#### [DIRECTIVES]
1 - In two sentences, what does the book page say about this book and how the reviewer judges it?
2 - According to the book page, why does the reviewer expect the book to appeal to average Christian laypeople and not only to scholars?

#### [SELECTED EXTRACT]
········

Published by IVP Academic on May 9, 2023
Genres: Academic, Non-Fiction, Christian Life, Theology
Goodreads
Is Christian singleness a burden to be endured or a God-ordained vocation? Might singleness here and now give the church a glimpse of God's heavenly promises?
Dani Treweek offers biblical, historical, cultural, and theological reflections to retrieve a theology of singleness for the church today. Drawing upon both ancient and contemporary theologians, including Augustine, Ælfric of Eynsham, John Paul II, and Stanley Hauerwas, she contends not only that singleness has served an important role throughout the church's history, but that single Christians present the church with a foretaste of the eschatological reality that awaits all of God's people.
Far from being a burden, then, Christian singleness is among the highest vocations of the faith.
This book came out months ago, and I should have already reviewed it, but it took me forever to get through it. This is partly due to personal matters, but also because the book is extremely academic and dense. Because there are comparatively few books about singleness that focus on the value and merits of this state, rather than just giving dating advice or encouragement for coping, this book will appeal to average Christian laypeople, not just to scholars and theologians, but it cannot speak to a popular audience effectively. This book is extremely high-level and dense, and I would only recommend it to academics.

········

Saved entries
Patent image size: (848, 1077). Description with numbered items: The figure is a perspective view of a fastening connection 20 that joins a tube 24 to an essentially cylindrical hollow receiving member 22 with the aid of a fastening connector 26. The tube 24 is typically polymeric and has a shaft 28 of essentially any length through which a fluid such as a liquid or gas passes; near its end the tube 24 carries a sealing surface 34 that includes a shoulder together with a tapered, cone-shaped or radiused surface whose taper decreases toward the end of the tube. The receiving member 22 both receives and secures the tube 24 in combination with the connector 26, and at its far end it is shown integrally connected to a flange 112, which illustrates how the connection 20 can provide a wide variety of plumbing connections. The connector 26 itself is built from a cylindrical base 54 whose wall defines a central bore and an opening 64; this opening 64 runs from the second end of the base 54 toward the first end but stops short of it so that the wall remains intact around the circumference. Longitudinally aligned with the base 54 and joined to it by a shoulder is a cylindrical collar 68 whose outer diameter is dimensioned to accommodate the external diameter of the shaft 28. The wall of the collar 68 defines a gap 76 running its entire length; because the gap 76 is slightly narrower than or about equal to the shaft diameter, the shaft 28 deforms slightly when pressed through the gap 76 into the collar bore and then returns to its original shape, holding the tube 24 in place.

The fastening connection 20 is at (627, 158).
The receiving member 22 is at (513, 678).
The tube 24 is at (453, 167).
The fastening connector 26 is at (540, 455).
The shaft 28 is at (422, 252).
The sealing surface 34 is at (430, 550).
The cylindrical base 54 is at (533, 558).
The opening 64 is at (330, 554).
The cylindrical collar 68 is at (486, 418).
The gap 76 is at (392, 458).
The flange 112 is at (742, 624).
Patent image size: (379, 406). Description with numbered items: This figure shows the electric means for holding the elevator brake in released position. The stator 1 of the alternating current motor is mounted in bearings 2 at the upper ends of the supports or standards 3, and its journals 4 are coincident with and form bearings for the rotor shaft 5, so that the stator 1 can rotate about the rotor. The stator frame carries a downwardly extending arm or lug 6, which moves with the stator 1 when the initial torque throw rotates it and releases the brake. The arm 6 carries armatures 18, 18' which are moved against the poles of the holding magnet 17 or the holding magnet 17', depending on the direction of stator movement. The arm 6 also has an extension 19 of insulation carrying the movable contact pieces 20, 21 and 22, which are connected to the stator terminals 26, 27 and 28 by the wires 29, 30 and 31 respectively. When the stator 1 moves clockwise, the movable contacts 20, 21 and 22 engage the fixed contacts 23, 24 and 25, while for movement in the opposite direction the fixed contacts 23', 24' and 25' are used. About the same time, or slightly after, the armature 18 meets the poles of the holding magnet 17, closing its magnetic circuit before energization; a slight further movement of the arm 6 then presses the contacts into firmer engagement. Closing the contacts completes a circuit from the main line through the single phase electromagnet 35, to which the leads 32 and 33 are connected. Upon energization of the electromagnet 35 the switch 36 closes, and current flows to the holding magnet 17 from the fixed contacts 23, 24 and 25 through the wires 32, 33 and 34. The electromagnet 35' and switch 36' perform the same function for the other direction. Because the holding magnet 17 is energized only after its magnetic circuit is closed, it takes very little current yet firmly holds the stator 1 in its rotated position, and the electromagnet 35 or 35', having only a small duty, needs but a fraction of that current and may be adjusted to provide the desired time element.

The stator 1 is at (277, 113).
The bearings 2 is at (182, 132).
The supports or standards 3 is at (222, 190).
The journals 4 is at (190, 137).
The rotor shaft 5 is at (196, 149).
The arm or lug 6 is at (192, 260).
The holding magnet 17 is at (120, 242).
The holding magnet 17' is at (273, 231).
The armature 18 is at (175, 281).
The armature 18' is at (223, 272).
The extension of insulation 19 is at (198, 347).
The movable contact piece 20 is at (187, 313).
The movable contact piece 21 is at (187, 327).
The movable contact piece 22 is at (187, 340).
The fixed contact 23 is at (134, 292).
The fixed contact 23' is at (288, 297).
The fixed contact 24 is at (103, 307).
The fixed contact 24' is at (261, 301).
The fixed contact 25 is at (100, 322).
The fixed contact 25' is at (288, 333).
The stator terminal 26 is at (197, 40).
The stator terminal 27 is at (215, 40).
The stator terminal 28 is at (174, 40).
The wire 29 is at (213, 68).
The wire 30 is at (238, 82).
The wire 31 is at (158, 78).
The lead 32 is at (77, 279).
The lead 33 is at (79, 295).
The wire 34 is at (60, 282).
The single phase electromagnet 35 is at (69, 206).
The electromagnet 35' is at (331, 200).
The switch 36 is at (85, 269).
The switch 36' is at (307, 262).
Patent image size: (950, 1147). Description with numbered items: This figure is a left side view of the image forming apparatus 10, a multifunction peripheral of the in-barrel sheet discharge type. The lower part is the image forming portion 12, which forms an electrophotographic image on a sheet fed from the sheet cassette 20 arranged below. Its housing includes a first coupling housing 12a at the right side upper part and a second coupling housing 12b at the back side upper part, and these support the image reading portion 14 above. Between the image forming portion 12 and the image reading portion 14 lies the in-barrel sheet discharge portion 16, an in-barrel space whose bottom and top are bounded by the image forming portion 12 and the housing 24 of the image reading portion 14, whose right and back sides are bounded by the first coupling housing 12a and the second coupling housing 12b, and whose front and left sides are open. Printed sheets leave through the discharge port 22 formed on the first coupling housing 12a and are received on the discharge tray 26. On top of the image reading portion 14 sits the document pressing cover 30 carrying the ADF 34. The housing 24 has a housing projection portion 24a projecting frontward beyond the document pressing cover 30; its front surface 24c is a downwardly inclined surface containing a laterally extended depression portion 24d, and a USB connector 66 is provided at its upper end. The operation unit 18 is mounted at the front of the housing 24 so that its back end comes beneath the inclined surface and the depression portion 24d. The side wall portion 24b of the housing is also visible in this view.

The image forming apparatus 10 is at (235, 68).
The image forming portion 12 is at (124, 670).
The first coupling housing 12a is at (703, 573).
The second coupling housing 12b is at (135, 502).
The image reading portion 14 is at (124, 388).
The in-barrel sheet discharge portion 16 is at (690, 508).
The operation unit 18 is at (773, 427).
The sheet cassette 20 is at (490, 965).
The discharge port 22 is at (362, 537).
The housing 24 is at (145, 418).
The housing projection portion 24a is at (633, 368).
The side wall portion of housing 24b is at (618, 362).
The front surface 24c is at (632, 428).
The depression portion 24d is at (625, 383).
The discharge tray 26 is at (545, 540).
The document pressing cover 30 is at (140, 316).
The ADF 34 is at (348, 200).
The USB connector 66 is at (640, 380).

········

#### [TASK ANSWERS]
1 - The book page describes a 2023 IVP Academic book in which Dani Treweek uses biblical, historical, cultural, and theological reflection, drawing on figures such as Augustine and Stanley Hauerwas, to argue that Christian singleness is among the highest vocations and gives the church a foretaste of the eschatological reality awaiting God's people. The reviewer finds the book extremely academic and dense and recommends it only to academics.

2 - The reviewer notes that comparatively few books about singleness focus on the value and merits of that state. Most instead give dating advice or encouragement for coping.